* **TASK STATEMENT**: Check every line of the entries for "What", and copy the lines that hold it.
BEGIN THE RECORDS
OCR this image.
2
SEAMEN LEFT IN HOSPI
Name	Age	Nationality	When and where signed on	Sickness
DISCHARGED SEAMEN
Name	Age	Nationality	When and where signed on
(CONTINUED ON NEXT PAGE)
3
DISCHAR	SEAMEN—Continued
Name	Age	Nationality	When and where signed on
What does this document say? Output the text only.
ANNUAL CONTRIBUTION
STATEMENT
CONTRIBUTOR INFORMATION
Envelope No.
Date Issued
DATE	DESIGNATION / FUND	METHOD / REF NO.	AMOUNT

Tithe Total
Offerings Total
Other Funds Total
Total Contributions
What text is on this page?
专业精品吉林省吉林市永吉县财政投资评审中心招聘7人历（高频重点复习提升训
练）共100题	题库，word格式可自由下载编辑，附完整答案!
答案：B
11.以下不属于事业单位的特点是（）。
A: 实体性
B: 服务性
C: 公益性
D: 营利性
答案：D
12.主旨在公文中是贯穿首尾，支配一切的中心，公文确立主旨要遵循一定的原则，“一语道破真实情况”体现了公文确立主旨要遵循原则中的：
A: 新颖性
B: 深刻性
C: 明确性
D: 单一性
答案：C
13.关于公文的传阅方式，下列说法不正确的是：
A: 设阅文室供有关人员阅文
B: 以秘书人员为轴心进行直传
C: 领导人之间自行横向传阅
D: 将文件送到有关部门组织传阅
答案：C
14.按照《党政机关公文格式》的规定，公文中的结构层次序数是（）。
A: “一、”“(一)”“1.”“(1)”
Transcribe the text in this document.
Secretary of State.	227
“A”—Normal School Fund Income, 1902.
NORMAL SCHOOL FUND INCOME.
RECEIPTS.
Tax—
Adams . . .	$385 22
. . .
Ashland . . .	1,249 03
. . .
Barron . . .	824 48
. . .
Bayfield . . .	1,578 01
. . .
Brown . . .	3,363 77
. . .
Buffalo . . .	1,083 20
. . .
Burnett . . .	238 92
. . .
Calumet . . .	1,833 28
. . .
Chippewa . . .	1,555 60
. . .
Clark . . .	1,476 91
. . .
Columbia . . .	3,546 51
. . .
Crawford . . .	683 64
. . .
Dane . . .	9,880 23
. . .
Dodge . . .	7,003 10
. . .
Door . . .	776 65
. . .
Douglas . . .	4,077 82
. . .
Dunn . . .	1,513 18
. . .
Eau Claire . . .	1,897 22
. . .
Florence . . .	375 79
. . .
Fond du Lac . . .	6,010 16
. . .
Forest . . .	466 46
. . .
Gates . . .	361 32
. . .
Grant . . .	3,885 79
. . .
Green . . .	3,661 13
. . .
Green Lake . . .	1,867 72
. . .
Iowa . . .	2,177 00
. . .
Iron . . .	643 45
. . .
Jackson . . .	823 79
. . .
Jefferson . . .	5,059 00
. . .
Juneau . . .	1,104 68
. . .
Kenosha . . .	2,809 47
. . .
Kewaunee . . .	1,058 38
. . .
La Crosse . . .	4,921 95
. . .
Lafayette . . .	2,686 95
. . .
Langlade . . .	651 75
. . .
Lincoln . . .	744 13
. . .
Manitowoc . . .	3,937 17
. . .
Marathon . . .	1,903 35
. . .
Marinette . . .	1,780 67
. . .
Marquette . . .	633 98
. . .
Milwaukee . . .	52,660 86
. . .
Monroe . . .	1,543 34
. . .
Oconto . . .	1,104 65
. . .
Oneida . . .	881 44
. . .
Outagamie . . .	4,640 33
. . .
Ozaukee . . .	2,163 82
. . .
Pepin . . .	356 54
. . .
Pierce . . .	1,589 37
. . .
END THE RECORDS
* **FULL RESPONSE**:
What does this document say? Output the text only.
What text is on this page?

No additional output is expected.